• Material to process
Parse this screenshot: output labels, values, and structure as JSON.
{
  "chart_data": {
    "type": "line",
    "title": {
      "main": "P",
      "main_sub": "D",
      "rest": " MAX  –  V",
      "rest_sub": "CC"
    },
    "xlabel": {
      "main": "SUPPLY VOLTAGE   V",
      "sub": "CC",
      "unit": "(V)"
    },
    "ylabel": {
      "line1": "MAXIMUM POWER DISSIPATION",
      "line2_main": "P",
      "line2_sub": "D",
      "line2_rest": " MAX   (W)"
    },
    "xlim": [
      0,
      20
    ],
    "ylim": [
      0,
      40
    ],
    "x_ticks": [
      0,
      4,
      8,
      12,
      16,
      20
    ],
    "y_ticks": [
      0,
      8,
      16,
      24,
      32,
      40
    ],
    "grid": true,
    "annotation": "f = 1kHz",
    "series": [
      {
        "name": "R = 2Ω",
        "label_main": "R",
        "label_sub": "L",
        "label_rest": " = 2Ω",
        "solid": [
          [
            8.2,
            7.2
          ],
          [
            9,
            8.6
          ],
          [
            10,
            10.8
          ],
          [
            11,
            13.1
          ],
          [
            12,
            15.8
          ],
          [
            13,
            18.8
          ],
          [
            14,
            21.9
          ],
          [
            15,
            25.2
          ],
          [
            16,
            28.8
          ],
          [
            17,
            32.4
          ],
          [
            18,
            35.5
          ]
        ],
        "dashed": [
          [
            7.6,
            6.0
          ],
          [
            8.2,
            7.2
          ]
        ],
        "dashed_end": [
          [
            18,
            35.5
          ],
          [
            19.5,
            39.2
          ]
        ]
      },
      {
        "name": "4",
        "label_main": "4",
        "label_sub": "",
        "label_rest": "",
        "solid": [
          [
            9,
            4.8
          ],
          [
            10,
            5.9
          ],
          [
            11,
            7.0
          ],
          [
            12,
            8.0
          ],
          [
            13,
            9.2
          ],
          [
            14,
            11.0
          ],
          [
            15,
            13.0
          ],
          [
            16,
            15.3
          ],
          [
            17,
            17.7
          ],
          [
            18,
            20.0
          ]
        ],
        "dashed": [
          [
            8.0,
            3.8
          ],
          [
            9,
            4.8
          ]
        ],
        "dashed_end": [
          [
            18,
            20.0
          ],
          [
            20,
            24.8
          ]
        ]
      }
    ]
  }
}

• Directions for this task
Repeat every record exactly as written, please.

• Right answer
Parse this screenshot: output labels, values, and structure as JSON.
{
  "chart_data": {
    "type": "line",
    "title": {
      "main": "P",
      "main_sub": "D",
      "rest": " MAX  –  V",
      "rest_sub": "CC"
    },
    "xlabel": {
      "main": "SUPPLY VOLTAGE   V",
      "sub": "CC",
      "unit": "(V)"
    },
    "ylabel": {
      "line1": "MAXIMUM POWER DISSIPATION",
      "line2_main": "P",
      "line2_sub": "D",
      "line2_rest": " MAX   (W)"
    },
    "xlim": [
      0,
      20
    ],
    "ylim": [
      0,
      40
    ],
    "x_ticks": [
      0,
      4,
      8,
      12,
      16,
      20
    ],
    "y_ticks": [
      0,
      8,
      16,
      24,
      32,
      40
    ],
    "grid": true,
    "annotation": "f = 1kHz",
    "series": [
      {
        "name": "R = 2Ω",
        "label_main": "R",
        "label_sub": "L",
        "label_rest": " = 2Ω",
        "solid": [
          [
            8.2,
            7.2
          ],
          [
            9,
            8.6
          ],
          [
            10,
            10.8
          ],
          [
            11,
            13.1
          ],
          [
            12,
            15.8
          ],
          [
            13,
            18.8
          ],
          [
            14,
            21.9
          ],
          [
            15,
            25.2
          ],
          [
            16,
            28.8
          ],
          [
            17,
            32.4
          ],
          [
            18,
            35.5
          ]
        ],
        "dashed": [
          [
            7.6,
            6.0
          ],
          [
            8.2,
            7.2
          ]
        ],
        "dashed_end": [
          [
            18,
            35.5
          ],
          [
            19.5,
            39.2
          ]
        ]
      },
      {
        "name": "4",
        "label_main": "4",
        "label_sub": "",
        "label_rest": "",
        "solid": [
          [
            9,
            4.8
          ],
          [
            10,
            5.9
          ],
          [
            11,
            7.0
          ],
          [
            12,
            8.0
          ],
          [
            13,
            9.2
          ],
          [
            14,
            11.0
          ],
          [
            15,
            13.0
          ],
          [
            16,
            15.3
          ],
          [
            17,
            17.7
          ],
          [
            18,
            20.0
          ]
        ],
        "dashed": [
          [
            8.0,
            3.8
          ],
          [
            9,
            4.8
          ]
        ],
        "dashed_end": [
          [
            18,
            20.0
          ],
          [
            20,
            24.8
          ]
        ]
      }
    ]
  }
}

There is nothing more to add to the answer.